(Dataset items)
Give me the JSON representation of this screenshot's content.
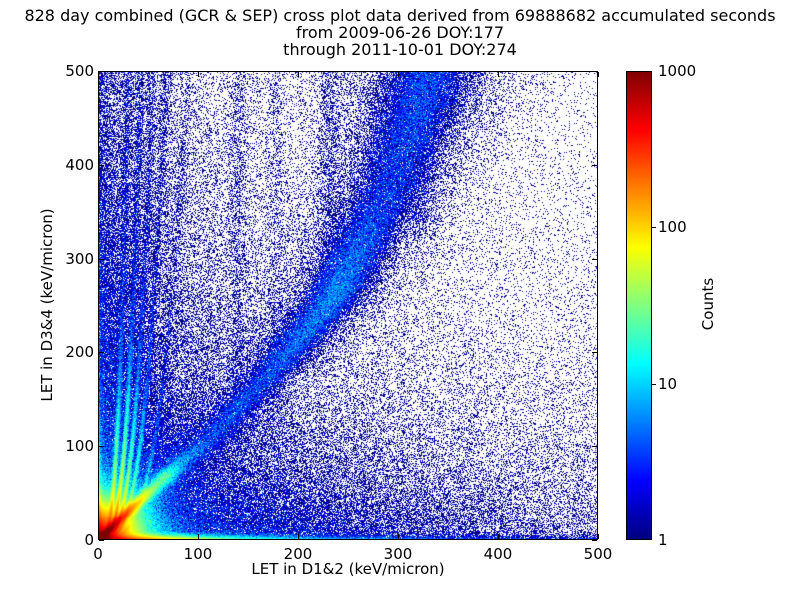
{
  "figure": {
    "title_line1": "828 day combined (GCR & SEP) cross plot data derived from 69888682 accumulated seconds",
    "title_line2": "from 2009-06-26 DOY:177",
    "title_line3": "through 2011-10-01 DOY:274"
  },
  "axes": {
    "xlabel": "LET in D1&2 (keV/micron)",
    "ylabel": "LET in D3&4 (keV/micron)",
    "x_ticks": [
      "0",
      "100",
      "200",
      "300",
      "400",
      "500"
    ],
    "y_ticks": [
      "0",
      "100",
      "200",
      "300",
      "400",
      "500"
    ],
    "x_tick_values": [
      0,
      100,
      200,
      300,
      400,
      500
    ],
    "y_tick_values": [
      0,
      100,
      200,
      300,
      400,
      500
    ]
  },
  "colorbar": {
    "label": "Counts",
    "tick_labels": [
      "1",
      "10",
      "100",
      "1000"
    ],
    "tick_values": [
      1,
      10,
      100,
      1000
    ],
    "min": 1,
    "max": 1000,
    "scale": "log",
    "colormap": "jet"
  },
  "chart_data": {
    "type": "heatmap",
    "title": "828 day combined (GCR & SEP) cross plot data derived from 69888682 accumulated seconds from 2009-06-26 DOY:177 through 2011-10-01 DOY:274",
    "xlabel": "LET in D1&2 (keV/micron)",
    "ylabel": "LET in D3&4 (keV/micron)",
    "xlim": [
      0,
      500
    ],
    "ylim": [
      0,
      500
    ],
    "counts_range": [
      1,
      1000
    ],
    "count_scale": "log10",
    "colormap": "jet",
    "zero_count_color": "#ffffff",
    "min_count_color": "#00007f",
    "max_count_color": "#7f0000",
    "bin_size_kev_per_micron": 1,
    "seed": 1337,
    "density_features": [
      {
        "kind": "corner_peak",
        "amp": 1200,
        "scale": 12
      },
      {
        "kind": "bottom_band",
        "terms": [
          [
            600,
            38
          ],
          [
            35,
            130
          ],
          [
            3,
            700
          ]
        ],
        "sigma": 2.8,
        "p": 1.3
      },
      {
        "kind": "left_band",
        "terms": [
          [
            500,
            16
          ],
          [
            28,
            55
          ],
          [
            3,
            350
          ]
        ],
        "sigma": 2.6,
        "p": 1.3
      },
      {
        "kind": "diag_streak",
        "amp": 1500,
        "len": 14,
        "w0": 2.0,
        "ws": 0.03
      },
      {
        "kind": "diag_streak",
        "amp": 10,
        "len": 30,
        "w0": 6,
        "ws": 0.1
      },
      {
        "kind": "blob",
        "cx": 68,
        "cy": 68,
        "amp": 9,
        "rx": 9,
        "ry": 7
      },
      {
        "kind": "curved_band",
        "pts": [
          [
            0,
            0
          ],
          [
            50,
            55
          ],
          [
            105,
            110
          ],
          [
            180,
            175
          ],
          [
            258,
            235
          ],
          [
            360,
            285
          ],
          [
            430,
            310
          ],
          [
            500,
            332
          ]
        ],
        "w0": 7,
        "wy": 0.05,
        "base": 1.9,
        "blobs": [
          [
            260,
            3.2,
            80
          ],
          [
            465,
            1.1,
            70
          ]
        ],
        "halo": 0.55,
        "halo_mult": 2.4
      },
      {
        "kind": "fingers",
        "c": [
          30,
          43,
          55,
          68,
          90
        ],
        "F": [
          130,
          170,
          110,
          60,
          20
        ],
        "tail": [
          1.6,
          2.0,
          1.5,
          1.2,
          0.7
        ],
        "pow": 0.3,
        "w0": 1.5,
        "wy": 0.004,
        "decay": 52,
        "tail_decay": 500
      },
      {
        "kind": "cloud",
        "amp": 4.0,
        "sx": 150,
        "sy": 45
      },
      {
        "kind": "cloud",
        "amp": 1.1,
        "sx": 320,
        "sy": 95
      },
      {
        "kind": "cloud",
        "amp": 3.5,
        "sx": 30,
        "sy": 200
      },
      {
        "kind": "cloud",
        "amp": 1.4,
        "sx": 65,
        "sy": 420
      },
      {
        "kind": "vstreak",
        "x": 140,
        "amp": 0.3,
        "w": 7,
        "ymin": 80
      },
      {
        "kind": "vstreak",
        "x": 178,
        "amp": 0.22,
        "w": 6,
        "ymin": 80
      },
      {
        "kind": "vstreak",
        "x": 232,
        "amp": 0.4,
        "w": 9,
        "ymin": 260
      },
      {
        "kind": "vstreak",
        "x": 323,
        "amp": 0.35,
        "w": 11,
        "ymin": 340
      },
      {
        "kind": "background",
        "base": 0.025,
        "terms": [
          [
            0.45,
            200,
            260
          ],
          [
            0.1,
            100000,
            250
          ],
          [
            0.1,
            300,
            100000
          ]
        ]
      }
    ]
  }
}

**WRITTEN PROBLEM:** Extract every line of the records above that contains the word "combined".

**PROBLEM SOLUTION:**
    "title_line1": "828 day combined (GCR & SEP) cross plot data derived from 69888682 accumulated seconds",
    "title": "828 day combined (GCR & SEP) cross plot data derived from 69888682 accumulated seconds from 2009-06-26 DOY:177 through 2011-10-01 DOY:274",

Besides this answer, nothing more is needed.